- [Serie di esercizi]
a. Riscrivi il brano su Perticara, tutto da "Per il trasporto dei materiali" fino a "rischio idrogeologico elevati.", sostituendo "elicottero" con "velivolo".
b. Secondo il brano su Perticara, con quanti soldi la Regione ha finanziato il nuovo cantiere?

- [Brano citato]
Per il trasporto dei materiali nell’area dell’intervento è stato utilizzato un elicottero. Le opere finanziate dalla Regione nell’ambito del Piano Frane

Attualità Perticara | 10:57 - 14 Ottobre 2021 La parete rocciosa a Perticara La parete rocciosa a Perticara.

Entrano nel vivo i lavori di consolidamento per mettere in sicurezza Perticara, il piccolo centro dell’Appennino situato alla base di ripide pareti rocciose in arenaria, nel Comune di Novafeltria, in Valmarecchia. 
Finanziato dalla Regione con 500mila euro è stato da poco avviato un nuovo cantiere per realizzare un’operazione di manutenzione straordinaria e di integrazione delle opere esistenti a difesa dell’abitato che nonostante i lavori di consolidamento già realizzati nell’ammasso roccioso della rupe, presenta livelli di rischio idrogeologico elevati.
Per eseguire l’intervento, data la ripidità delle pareti e l’assenza di percorsi di accesso carrabili all’area interessata, viene impiegato un elicottero per il trasporto dei mezzi e dei materiali necessari.

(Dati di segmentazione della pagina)
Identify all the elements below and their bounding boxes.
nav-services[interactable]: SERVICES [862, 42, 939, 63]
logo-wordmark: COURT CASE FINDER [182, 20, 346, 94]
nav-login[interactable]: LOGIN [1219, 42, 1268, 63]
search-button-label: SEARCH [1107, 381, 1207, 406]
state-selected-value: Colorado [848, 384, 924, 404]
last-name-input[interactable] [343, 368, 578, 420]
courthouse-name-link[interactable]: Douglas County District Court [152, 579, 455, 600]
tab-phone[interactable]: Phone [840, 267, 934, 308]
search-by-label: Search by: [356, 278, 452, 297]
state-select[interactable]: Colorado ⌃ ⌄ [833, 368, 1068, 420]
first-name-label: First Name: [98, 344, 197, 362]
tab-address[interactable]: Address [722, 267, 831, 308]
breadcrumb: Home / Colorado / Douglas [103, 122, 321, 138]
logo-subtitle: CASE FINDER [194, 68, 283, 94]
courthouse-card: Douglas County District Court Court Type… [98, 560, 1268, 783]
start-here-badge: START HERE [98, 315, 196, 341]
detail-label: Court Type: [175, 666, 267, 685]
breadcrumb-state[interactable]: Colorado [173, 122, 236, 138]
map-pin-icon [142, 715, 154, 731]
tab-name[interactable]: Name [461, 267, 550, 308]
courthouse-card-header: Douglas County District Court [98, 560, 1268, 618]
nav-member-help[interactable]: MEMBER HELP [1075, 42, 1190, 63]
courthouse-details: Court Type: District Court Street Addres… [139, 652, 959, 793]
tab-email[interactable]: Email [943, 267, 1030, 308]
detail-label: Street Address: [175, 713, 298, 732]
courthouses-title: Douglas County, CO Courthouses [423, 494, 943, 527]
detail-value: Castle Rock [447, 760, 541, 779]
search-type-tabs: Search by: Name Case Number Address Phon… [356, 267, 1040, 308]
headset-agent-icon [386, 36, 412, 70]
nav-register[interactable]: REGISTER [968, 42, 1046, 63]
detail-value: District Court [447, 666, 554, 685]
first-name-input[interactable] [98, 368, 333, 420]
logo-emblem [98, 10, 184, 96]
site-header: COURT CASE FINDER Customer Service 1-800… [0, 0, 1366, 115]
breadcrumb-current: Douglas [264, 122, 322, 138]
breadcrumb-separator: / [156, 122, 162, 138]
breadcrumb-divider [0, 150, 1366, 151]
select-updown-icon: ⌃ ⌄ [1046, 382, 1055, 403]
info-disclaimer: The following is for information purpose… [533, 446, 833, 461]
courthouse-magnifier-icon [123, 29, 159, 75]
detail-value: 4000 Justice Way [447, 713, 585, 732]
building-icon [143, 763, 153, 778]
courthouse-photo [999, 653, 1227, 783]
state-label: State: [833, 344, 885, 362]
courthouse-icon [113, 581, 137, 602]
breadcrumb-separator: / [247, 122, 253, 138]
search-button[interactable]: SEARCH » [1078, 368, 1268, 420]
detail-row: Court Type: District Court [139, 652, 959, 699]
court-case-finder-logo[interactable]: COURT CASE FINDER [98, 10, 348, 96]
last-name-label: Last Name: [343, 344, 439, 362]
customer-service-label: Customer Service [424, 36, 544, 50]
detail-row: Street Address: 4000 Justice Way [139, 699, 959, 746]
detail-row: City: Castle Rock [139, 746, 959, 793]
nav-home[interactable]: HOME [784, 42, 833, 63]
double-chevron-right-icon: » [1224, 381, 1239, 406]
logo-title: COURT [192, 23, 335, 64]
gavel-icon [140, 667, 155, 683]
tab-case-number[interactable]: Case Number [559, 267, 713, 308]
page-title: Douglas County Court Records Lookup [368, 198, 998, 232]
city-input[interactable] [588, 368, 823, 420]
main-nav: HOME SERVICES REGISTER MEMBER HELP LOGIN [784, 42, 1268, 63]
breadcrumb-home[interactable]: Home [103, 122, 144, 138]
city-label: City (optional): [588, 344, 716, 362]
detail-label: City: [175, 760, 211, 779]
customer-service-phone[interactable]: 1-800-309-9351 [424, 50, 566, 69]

- [Soluzioni]
a.
Per il trasporto dei materiali nell’area dell’intervento è stato utilizzato un velivolo. Le opere finanziate dalla Regione nell’ambito del Piano Frane

Attualità Perticara | 10:57 - 14 Ottobre 2021 La parete rocciosa a Perticara La parete rocciosa a Perticara.

Entrano nel vivo i lavori di consolidamento per mettere in sicurezza Perticara, il piccolo centro dell’Appennino situato alla base di ripide pareti rocciose in arenaria, nel Comune di Novafeltria, in Valmarecchia. 
Finanziato dalla Regione con 500mila euro è stato da poco avviato un nuovo cantiere per realizzare un’operazione di manutenzione straordinaria e di integrazione delle opere esistenti a difesa dell’abitato che nonostante i lavori di consolidamento già realizzati nell’ammasso roccioso della rupe, presenta livelli di rischio idrogeologico elevati.

b. Con 500mila euro.